- Recorded data
+===+

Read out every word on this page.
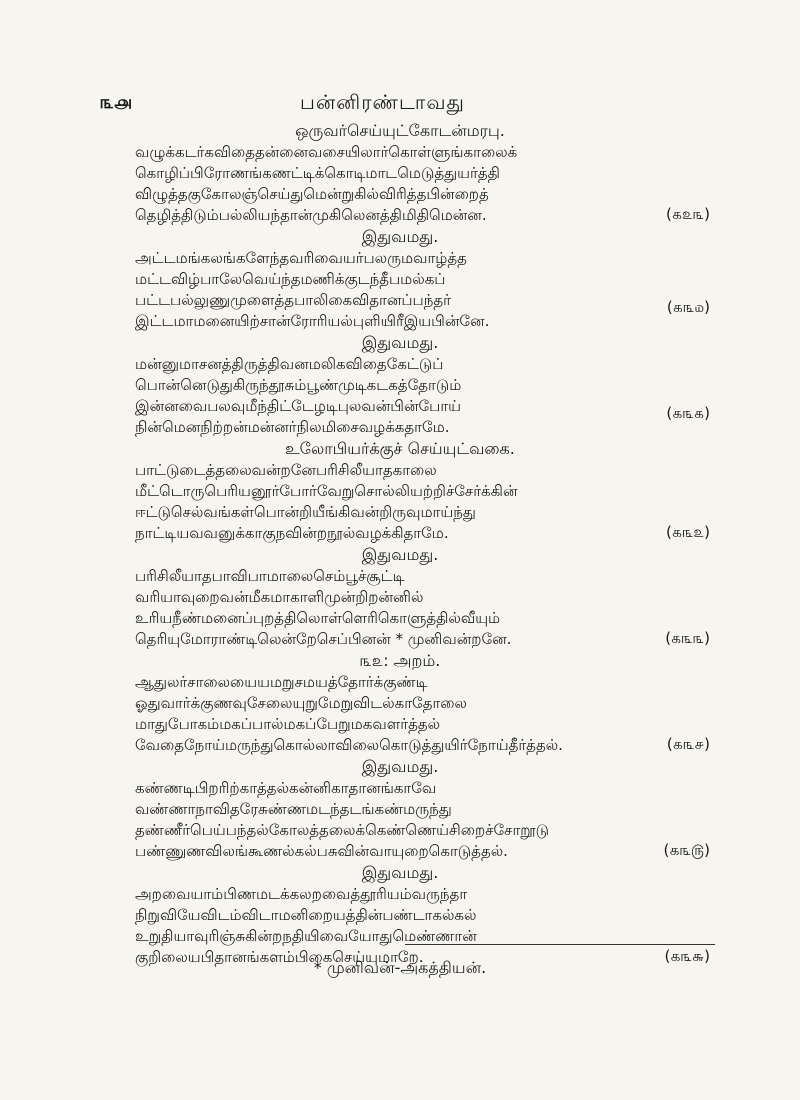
௩௮	பன்னிரண்டாவது
ஒருவர்செய்யுட்கோடன்மரபு.
வழுக்கடர்கவிதைதன்னைவசையிலார்கொள்ளுங்காலைக்
கொழிப்பிரோணங்கணட்டிக்கொடிமாடமெடுத்துயர்த்தி
விழுத்தகுகோலஞ்செய்துமென்றுகில்விரித்தபின்றைத்
தெழித்திடும்பல்லியந்தான்முகிலெனத்திமிதிமென்ன.	(௧௨௩)
இதுவமது.
அட்டமங்கலங்களேந்தவரிவையர்பலருமவாழ்த்த
மட்டவிழ்பாலேவெய்ந்தமணிக்குடந்தீபமல்கப்
பட்டபல்லுணுமுளைத்தபாலிகைவிதானப்பந்தர்
இட்டமாமனையிற்சான்ரோரியல்புளியிரீஇயபின்னே.
(௧௩௰)
இதுவமது.
மன்னுமாசனத்திருத்திவனமலிகவிதைகேட்டுப்
பொன்னெடுதுகிருந்தூசும்பூண்முடிகடகத்தோடும்
இன்னவைபலவுமீந்திட்டேழடிபுலவன்பின்போய்
நின்மெனநிற்றன்மன்னர்நிலமிசைவழக்கதாமே.
(௧௩௧)
உலோபியர்க்குச் செய்யுட்வகை.
பாட்டுடைத்தலைவன்றனேபரிசிலீயாதகாலை
மீட்டொருபெரியனூர்போர்வேறுசொல்லியற்றிச்சேர்க்கின்
ஈட்டுசெல்வங்கள்பொன்றியீங்கிவன்றிருவுமாய்ந்து
நாட்டியவவனுக்காகுநவின்றநூல்வழக்கிதாமே.	(௧௩௨)
இதுவமது.
பரிசிலீயாதபாவிபாமாலைசெம்பூச்சூட்டி
வரியாவுறைவன்மீகமாகாளிமுன்றிறன்னில்
உரியநீண்மனைப்புறத்திலொள்ளெரிகொளுத்தில்வீயும்
தெரியுமோராண்டிலென்றேசெப்பினன் * முனிவன்றனே.	(௧௩௩)
௩௨: அறம்.
ஆதுலர்சாலையையமறுசமயத்தோர்க்குண்டி
ஓதுவார்க்குணவுசேலையுறுமேறுவிடல்காதோலை
மாதுபோகம்மகப்பால்மகப்பேறுமகவளர்த்தல்
வேதைநோய்மருந்துகொல்லாவிலைகொடுத்துயிர்நோய்தீர்த்தல்.	(௧௩௪)
இதுவமது.
கண்ணடிபிறரிற்காத்தல்கன்னிகாதானங்காவே
வண்ணாநாவிதரேசுண்ணமடந்தடங்கண்மருந்து
தண்ணீர்பெய்பந்தல்கோலத்தலைக்கெண்ணெய்சிறைச்சோறூடு
பண்ணுணவிலங்கூணல்கல்பசுவின்வாயுறைகொடுத்தல்.	(௧௩௫)
இதுவமது.
அறவையாம்பிணமடக்கலறவைத்தூரியம்வருந்தா
நிறுவியேவிடம்விடாமனிறையத்தின்பண்டாகல்கல்
உறுதியாவுரிஞ்சுகின்றநதியிவையோதுமெண்ணான்
குறிலையபிதானங்களம்பிகைசெய்யுமாறே.	(௧௩௬)
* முனிவன்-அகத்தியன்.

+===+

- Exercise goal
In your copy, repeat each record exactly and include no pictures.

- Task answer
Read out every word on this page.
௩௮	பன்னிரண்டாவது
ஒருவர்செய்யுட்கோடன்மரபு.
வழுக்கடர்கவிதைதன்னைவசையிலார்கொள்ளுங்காலைக்
கொழிப்பிரோணங்கணட்டிக்கொடிமாடமெடுத்துயர்த்தி
விழுத்தகுகோலஞ்செய்துமென்றுகில்விரித்தபின்றைத்
தெழித்திடும்பல்லியந்தான்முகிலெனத்திமிதிமென்ன.	(௧௨௩)
இதுவமது.
அட்டமங்கலங்களேந்தவரிவையர்பலருமவாழ்த்த
மட்டவிழ்பாலேவெய்ந்தமணிக்குடந்தீபமல்கப்
பட்டபல்லுணுமுளைத்தபாலிகைவிதானப்பந்தர்
இட்டமாமனையிற்சான்ரோரியல்புளியிரீஇயபின்னே.
(௧௩௰)
இதுவமது.
மன்னுமாசனத்திருத்திவனமலிகவிதைகேட்டுப்
பொன்னெடுதுகிருந்தூசும்பூண்முடிகடகத்தோடும்
இன்னவைபலவுமீந்திட்டேழடிபுலவன்பின்போய்
நின்மெனநிற்றன்மன்னர்நிலமிசைவழக்கதாமே.
(௧௩௧)
உலோபியர்க்குச் செய்யுட்வகை.
பாட்டுடைத்தலைவன்றனேபரிசிலீயாதகாலை
மீட்டொருபெரியனூர்போர்வேறுசொல்லியற்றிச்சேர்க்கின்
ஈட்டுசெல்வங்கள்பொன்றியீங்கிவன்றிருவுமாய்ந்து
நாட்டியவவனுக்காகுநவின்றநூல்வழக்கிதாமே.	(௧௩௨)
இதுவமது.
பரிசிலீயாதபாவிபாமாலைசெம்பூச்சூட்டி
வரியாவுறைவன்மீகமாகாளிமுன்றிறன்னில்
உரியநீண்மனைப்புறத்திலொள்ளெரிகொளுத்தில்வீயும்
தெரியுமோராண்டிலென்றேசெப்பினன் * முனிவன்றனே.	(௧௩௩)
௩௨: அறம்.
ஆதுலர்சாலையையமறுசமயத்தோர்க்குண்டி
ஓதுவார்க்குணவுசேலையுறுமேறுவிடல்காதோலை
மாதுபோகம்மகப்பால்மகப்பேறுமகவளர்த்தல்
வேதைநோய்மருந்துகொல்லாவிலைகொடுத்துயிர்நோய்தீர்த்தல்.	(௧௩௪)
இதுவமது.
கண்ணடிபிறரிற்காத்தல்கன்னிகாதானங்காவே
வண்ணாநாவிதரேசுண்ணமடந்தடங்கண்மருந்து
தண்ணீர்பெய்பந்தல்கோலத்தலைக்கெண்ணெய்சிறைச்சோறூடு
பண்ணுணவிலங்கூணல்கல்பசுவின்வாயுறைகொடுத்தல்.	(௧௩௫)
இதுவமது.
அறவையாம்பிணமடக்கலறவைத்தூரியம்வருந்தா
நிறுவியேவிடம்விடாமனிறையத்தின்பண்டாகல்கல்
உறுதியாவுரிஞ்சுகின்றநதியிவையோதுமெண்ணான்
குறிலையபிதானங்களம்பிகைசெய்யுமாறே.	(௧௩௬)
* முனிவன்-அகத்தியன்.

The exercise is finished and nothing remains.